**Task to complete:**
Can you write out all of the material below, word for word?

=== Supplied records ===

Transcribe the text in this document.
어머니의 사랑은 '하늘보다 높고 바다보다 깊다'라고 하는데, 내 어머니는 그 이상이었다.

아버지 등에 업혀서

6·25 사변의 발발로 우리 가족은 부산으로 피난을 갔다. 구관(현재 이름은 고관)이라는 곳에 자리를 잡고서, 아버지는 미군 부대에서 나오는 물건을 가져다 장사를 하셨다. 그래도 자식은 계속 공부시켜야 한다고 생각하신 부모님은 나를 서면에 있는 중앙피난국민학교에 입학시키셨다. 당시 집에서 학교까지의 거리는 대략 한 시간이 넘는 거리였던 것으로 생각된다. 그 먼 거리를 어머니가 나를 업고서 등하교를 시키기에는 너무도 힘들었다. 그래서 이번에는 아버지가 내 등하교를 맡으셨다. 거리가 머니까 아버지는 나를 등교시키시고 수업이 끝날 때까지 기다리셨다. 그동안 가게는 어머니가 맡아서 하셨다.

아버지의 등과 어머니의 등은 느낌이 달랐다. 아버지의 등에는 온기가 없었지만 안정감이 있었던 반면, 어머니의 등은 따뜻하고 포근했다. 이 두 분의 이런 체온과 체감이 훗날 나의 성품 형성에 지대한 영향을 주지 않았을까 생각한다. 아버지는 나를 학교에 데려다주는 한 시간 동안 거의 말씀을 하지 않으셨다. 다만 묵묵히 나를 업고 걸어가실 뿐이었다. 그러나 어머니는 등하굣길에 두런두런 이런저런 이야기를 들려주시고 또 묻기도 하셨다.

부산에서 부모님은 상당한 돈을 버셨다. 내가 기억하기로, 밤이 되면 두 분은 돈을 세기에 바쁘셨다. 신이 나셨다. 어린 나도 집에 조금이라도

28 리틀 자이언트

===

**Response to the task:**
Transcribe the text in this document.
어머니의 사랑은 '하늘보다 높고 바다보다 깊다'라고 하는데, 내 어머니는 그 이상이었다.

아버지 등에 업혀서

6·25 사변의 발발로 우리 가족은 부산으로 피난을 갔다. 구관(현재 이름은 고관)이라는 곳에 자리를 잡고서, 아버지는 미군 부대에서 나오는 물건을 가져다 장사를 하셨다. 그래도 자식은 계속 공부시켜야 한다고 생각하신 부모님은 나를 서면에 있는 중앙피난국민학교에 입학시키셨다. 당시 집에서 학교까지의 거리는 대략 한 시간이 넘는 거리였던 것으로 생각된다. 그 먼 거리를 어머니가 나를 업고서 등하교를 시키기에는 너무도 힘들었다. 그래서 이번에는 아버지가 내 등하교를 맡으셨다. 거리가 머니까 아버지는 나를 등교시키시고 수업이 끝날 때까지 기다리셨다. 그동안 가게는 어머니가 맡아서 하셨다.

아버지의 등과 어머니의 등은 느낌이 달랐다. 아버지의 등에는 온기가 없었지만 안정감이 있었던 반면, 어머니의 등은 따뜻하고 포근했다. 이 두 분의 이런 체온과 체감이 훗날 나의 성품 형성에 지대한 영향을 주지 않았을까 생각한다. 아버지는 나를 학교에 데려다주는 한 시간 동안 거의 말씀을 하지 않으셨다. 다만 묵묵히 나를 업고 걸어가실 뿐이었다. 그러나 어머니는 등하굣길에 두런두런 이런저런 이야기를 들려주시고 또 묻기도 하셨다.

부산에서 부모님은 상당한 돈을 버셨다. 내가 기억하기로, 밤이 되면 두 분은 돈을 세기에 바쁘셨다. 신이 나셨다. 어린 나도 집에 조금이라도

28 리틀 자이언트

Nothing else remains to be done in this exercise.